# [SUPPLIED RECORDS]
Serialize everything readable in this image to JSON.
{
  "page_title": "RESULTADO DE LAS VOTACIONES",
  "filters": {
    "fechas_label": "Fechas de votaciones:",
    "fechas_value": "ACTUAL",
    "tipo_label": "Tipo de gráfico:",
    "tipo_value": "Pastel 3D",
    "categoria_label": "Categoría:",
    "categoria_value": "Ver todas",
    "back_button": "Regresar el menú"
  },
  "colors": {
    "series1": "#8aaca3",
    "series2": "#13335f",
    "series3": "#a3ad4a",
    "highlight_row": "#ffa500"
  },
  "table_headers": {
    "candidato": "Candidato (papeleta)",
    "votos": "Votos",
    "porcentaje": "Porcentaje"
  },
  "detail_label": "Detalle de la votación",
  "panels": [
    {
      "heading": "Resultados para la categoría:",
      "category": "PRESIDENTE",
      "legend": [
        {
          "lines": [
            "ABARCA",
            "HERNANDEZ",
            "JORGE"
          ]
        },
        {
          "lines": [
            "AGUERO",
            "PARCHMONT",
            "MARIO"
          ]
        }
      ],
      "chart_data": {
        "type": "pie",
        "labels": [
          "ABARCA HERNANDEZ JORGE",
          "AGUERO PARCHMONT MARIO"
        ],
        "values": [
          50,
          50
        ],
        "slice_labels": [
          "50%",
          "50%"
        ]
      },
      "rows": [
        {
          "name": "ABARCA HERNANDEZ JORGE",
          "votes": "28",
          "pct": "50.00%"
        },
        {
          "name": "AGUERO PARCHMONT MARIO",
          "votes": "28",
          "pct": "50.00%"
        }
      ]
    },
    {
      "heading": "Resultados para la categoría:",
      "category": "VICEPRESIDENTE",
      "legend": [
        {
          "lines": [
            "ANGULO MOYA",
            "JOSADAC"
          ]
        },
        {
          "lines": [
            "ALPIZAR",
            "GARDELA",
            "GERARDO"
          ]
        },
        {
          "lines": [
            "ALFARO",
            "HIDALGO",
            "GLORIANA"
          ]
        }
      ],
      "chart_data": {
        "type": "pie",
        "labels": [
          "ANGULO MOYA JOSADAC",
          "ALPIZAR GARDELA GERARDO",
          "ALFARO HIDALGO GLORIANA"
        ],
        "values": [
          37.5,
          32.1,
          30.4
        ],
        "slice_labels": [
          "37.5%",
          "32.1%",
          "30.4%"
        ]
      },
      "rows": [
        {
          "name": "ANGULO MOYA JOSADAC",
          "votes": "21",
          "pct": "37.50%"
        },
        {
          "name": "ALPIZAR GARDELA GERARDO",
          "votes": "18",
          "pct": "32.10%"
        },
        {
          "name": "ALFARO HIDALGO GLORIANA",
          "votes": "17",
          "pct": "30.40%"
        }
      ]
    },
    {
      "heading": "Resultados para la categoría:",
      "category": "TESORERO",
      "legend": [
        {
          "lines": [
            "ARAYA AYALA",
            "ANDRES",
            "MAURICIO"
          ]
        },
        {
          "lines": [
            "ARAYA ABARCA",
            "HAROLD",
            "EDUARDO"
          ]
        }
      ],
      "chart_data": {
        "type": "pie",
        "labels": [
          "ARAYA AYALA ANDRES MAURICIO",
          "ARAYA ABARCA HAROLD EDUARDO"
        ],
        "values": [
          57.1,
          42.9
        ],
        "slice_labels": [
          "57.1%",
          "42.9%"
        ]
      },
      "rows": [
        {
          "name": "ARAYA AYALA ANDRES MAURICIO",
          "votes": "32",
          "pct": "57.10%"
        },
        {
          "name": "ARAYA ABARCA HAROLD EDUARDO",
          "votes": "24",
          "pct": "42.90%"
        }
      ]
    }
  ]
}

# [WHAT IS EXPECTED]
Repeat the entries above exactly, leaving nothing out.

# [COMPLETE ANSWER]
Serialize everything readable in this image to JSON.
{
  "page_title": "RESULTADO DE LAS VOTACIONES",
  "filters": {
    "fechas_label": "Fechas de votaciones:",
    "fechas_value": "ACTUAL",
    "tipo_label": "Tipo de gráfico:",
    "tipo_value": "Pastel 3D",
    "categoria_label": "Categoría:",
    "categoria_value": "Ver todas",
    "back_button": "Regresar el menú"
  },
  "colors": {
    "series1": "#8aaca3",
    "series2": "#13335f",
    "series3": "#a3ad4a",
    "highlight_row": "#ffa500"
  },
  "table_headers": {
    "candidato": "Candidato (papeleta)",
    "votos": "Votos",
    "porcentaje": "Porcentaje"
  },
  "detail_label": "Detalle de la votación",
  "panels": [
    {
      "heading": "Resultados para la categoría:",
      "category": "PRESIDENTE",
      "legend": [
        {
          "lines": [
            "ABARCA",
            "HERNANDEZ",
            "JORGE"
          ]
        },
        {
          "lines": [
            "AGUERO",
            "PARCHMONT",
            "MARIO"
          ]
        }
      ],
      "chart_data": {
        "type": "pie",
        "labels": [
          "ABARCA HERNANDEZ JORGE",
          "AGUERO PARCHMONT MARIO"
        ],
        "values": [
          50,
          50
        ],
        "slice_labels": [
          "50%",
          "50%"
        ]
      },
      "rows": [
        {
          "name": "ABARCA HERNANDEZ JORGE",
          "votes": "28",
          "pct": "50.00%"
        },
        {
          "name": "AGUERO PARCHMONT MARIO",
          "votes": "28",
          "pct": "50.00%"
        }
      ]
    },
    {
      "heading": "Resultados para la categoría:",
      "category": "VICEPRESIDENTE",
      "legend": [
        {
          "lines": [
            "ANGULO MOYA",
            "JOSADAC"
          ]
        },
        {
          "lines": [
            "ALPIZAR",
            "GARDELA",
            "GERARDO"
          ]
        },
        {
          "lines": [
            "ALFARO",
            "HIDALGO",
            "GLORIANA"
          ]
        }
      ],
      "chart_data": {
        "type": "pie",
        "labels": [
          "ANGULO MOYA JOSADAC",
          "ALPIZAR GARDELA GERARDO",
          "ALFARO HIDALGO GLORIANA"
        ],
        "values": [
          37.5,
          32.1,
          30.4
        ],
        "slice_labels": [
          "37.5%",
          "32.1%",
          "30.4%"
        ]
      },
      "rows": [
        {
          "name": "ANGULO MOYA JOSADAC",
          "votes": "21",
          "pct": "37.50%"
        },
        {
          "name": "ALPIZAR GARDELA GERARDO",
          "votes": "18",
          "pct": "32.10%"
        },
        {
          "name": "ALFARO HIDALGO GLORIANA",
          "votes": "17",
          "pct": "30.40%"
        }
      ]
    },
    {
      "heading": "Resultados para la categoría:",
      "category": "TESORERO",
      "legend": [
        {
          "lines": [
            "ARAYA AYALA",
            "ANDRES",
            "MAURICIO"
          ]
        },
        {
          "lines": [
            "ARAYA ABARCA",
            "HAROLD",
            "EDUARDO"
          ]
        }
      ],
      "chart_data": {
        "type": "pie",
        "labels": [
          "ARAYA AYALA ANDRES MAURICIO",
          "ARAYA ABARCA HAROLD EDUARDO"
        ],
        "values": [
          57.1,
          42.9
        ],
        "slice_labels": [
          "57.1%",
          "42.9%"
        ]
      },
      "rows": [
        {
          "name": "ARAYA AYALA ANDRES MAURICIO",
          "votes": "32",
          "pct": "57.10%"
        },
        {
          "name": "ARAYA ABARCA HAROLD EDUARDO",
          "votes": "24",
          "pct": "42.90%"
        }
      ]
    }
  ]
}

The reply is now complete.